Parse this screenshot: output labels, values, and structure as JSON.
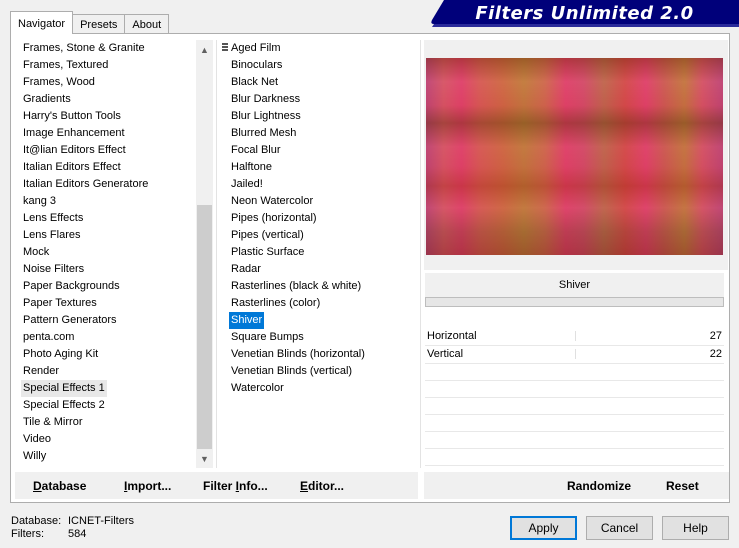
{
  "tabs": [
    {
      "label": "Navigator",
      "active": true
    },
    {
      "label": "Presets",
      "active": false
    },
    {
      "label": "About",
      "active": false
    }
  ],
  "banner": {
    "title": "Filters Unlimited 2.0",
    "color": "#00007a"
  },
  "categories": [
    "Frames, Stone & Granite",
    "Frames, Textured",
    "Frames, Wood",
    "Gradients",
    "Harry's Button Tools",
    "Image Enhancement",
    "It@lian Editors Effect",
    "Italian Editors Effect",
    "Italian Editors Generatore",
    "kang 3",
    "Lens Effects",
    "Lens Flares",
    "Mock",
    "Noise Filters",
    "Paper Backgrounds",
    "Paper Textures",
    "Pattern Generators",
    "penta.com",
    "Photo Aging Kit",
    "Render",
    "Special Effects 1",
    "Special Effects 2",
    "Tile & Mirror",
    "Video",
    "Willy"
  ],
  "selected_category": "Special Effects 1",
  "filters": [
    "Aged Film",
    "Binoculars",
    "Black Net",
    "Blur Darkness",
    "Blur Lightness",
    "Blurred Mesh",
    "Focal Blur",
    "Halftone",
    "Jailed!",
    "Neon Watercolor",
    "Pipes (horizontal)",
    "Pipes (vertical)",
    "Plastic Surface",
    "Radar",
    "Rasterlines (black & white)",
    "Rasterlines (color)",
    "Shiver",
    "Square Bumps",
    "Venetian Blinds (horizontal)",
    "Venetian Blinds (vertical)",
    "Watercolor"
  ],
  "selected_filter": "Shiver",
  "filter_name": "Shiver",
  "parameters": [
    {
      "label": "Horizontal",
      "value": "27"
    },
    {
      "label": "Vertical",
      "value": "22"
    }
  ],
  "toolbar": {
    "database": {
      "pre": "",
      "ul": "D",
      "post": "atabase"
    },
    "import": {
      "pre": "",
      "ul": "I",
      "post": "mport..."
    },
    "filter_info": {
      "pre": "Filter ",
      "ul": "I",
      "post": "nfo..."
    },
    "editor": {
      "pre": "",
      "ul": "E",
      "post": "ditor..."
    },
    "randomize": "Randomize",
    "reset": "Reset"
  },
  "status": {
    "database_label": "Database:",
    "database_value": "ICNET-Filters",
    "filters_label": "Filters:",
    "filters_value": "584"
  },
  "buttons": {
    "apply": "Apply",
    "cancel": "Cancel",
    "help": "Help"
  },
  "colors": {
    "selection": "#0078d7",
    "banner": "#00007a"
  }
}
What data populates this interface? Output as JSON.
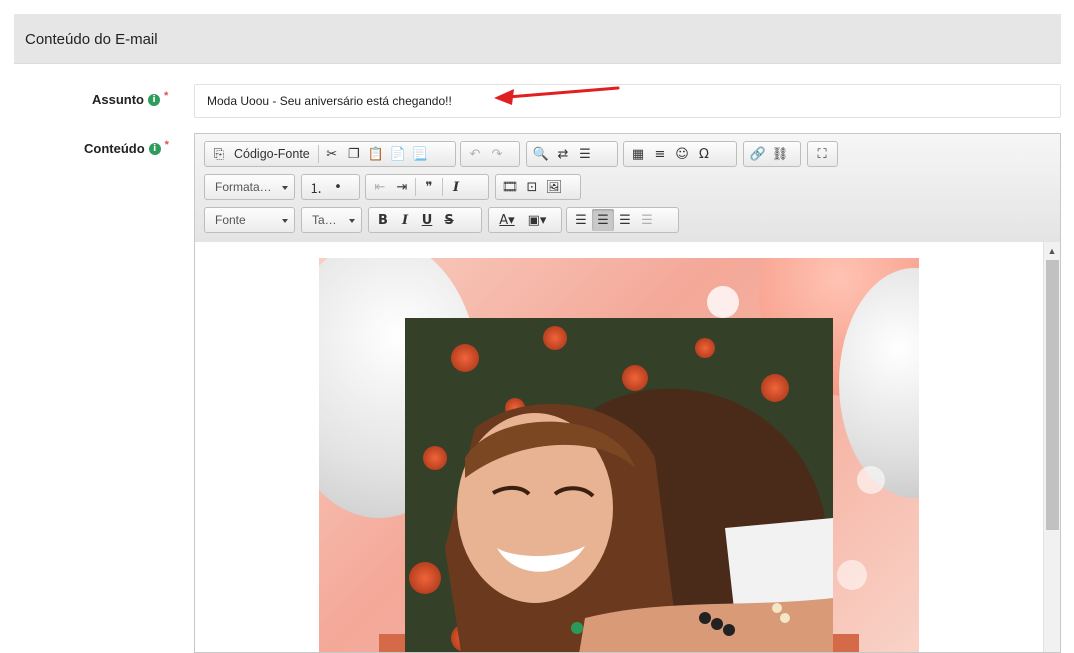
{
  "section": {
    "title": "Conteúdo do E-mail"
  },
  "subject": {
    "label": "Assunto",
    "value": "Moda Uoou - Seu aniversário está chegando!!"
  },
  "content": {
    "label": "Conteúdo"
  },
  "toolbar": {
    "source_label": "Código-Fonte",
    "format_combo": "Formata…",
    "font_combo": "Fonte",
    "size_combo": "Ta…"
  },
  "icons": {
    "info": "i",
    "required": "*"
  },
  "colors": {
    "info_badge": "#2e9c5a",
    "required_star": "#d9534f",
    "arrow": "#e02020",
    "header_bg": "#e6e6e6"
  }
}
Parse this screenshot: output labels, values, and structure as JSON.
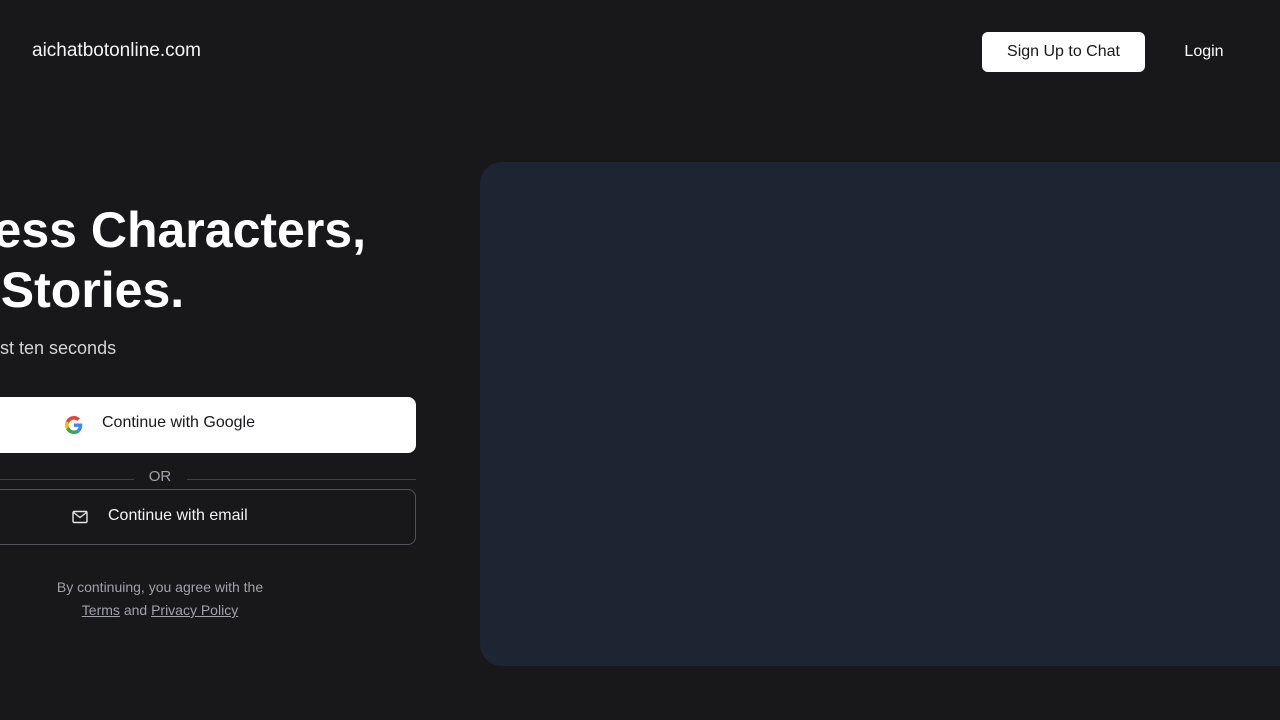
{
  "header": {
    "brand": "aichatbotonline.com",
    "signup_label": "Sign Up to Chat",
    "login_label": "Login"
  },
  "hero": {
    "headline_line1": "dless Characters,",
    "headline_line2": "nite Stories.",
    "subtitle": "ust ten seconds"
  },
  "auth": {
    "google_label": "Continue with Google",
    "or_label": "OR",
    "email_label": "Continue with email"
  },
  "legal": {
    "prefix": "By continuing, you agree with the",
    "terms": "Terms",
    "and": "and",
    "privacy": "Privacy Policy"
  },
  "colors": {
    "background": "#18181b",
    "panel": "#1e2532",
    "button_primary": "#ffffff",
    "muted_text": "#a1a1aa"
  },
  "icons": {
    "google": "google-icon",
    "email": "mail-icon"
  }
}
==
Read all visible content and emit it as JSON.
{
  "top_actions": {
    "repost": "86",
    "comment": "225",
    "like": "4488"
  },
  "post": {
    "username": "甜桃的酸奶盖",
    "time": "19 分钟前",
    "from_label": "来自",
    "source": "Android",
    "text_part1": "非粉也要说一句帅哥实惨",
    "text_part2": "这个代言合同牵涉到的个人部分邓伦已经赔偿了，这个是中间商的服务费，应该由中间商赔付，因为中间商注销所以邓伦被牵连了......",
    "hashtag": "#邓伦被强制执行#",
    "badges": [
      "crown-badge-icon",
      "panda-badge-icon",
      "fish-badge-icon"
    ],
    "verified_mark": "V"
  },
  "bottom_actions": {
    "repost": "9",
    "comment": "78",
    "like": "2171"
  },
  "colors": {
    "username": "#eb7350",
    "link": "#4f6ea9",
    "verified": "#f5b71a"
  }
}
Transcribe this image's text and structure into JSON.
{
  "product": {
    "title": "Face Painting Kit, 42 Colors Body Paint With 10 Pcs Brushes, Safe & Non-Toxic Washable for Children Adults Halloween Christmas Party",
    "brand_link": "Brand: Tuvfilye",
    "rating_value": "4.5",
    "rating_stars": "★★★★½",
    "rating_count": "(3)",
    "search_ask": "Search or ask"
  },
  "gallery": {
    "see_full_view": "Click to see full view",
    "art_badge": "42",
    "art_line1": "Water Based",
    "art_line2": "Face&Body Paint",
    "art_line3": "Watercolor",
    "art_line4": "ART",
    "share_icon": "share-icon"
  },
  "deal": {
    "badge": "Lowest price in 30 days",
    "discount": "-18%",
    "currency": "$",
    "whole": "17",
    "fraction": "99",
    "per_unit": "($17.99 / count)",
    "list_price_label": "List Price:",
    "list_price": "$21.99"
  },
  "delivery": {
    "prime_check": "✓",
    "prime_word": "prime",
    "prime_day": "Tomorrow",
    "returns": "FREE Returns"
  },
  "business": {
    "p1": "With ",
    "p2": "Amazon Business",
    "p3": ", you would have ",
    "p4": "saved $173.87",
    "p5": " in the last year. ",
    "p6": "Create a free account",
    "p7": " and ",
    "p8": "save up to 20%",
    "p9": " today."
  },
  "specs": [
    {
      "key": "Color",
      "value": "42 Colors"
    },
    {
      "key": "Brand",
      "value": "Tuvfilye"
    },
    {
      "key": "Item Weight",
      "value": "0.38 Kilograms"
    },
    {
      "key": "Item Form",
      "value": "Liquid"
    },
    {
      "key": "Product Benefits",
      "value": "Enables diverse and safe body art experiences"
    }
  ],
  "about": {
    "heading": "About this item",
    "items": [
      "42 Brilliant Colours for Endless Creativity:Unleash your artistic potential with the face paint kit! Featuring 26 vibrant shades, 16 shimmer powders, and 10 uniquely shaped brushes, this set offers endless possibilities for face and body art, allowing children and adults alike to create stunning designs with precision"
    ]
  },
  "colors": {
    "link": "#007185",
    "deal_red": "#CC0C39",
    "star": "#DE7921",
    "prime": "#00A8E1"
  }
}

**Stated exercise**
Copy down every line of the material above that includes the string "Italian".

**Exercise result**
    "Italian Editors Effect",
    "Italian Editors Generatore",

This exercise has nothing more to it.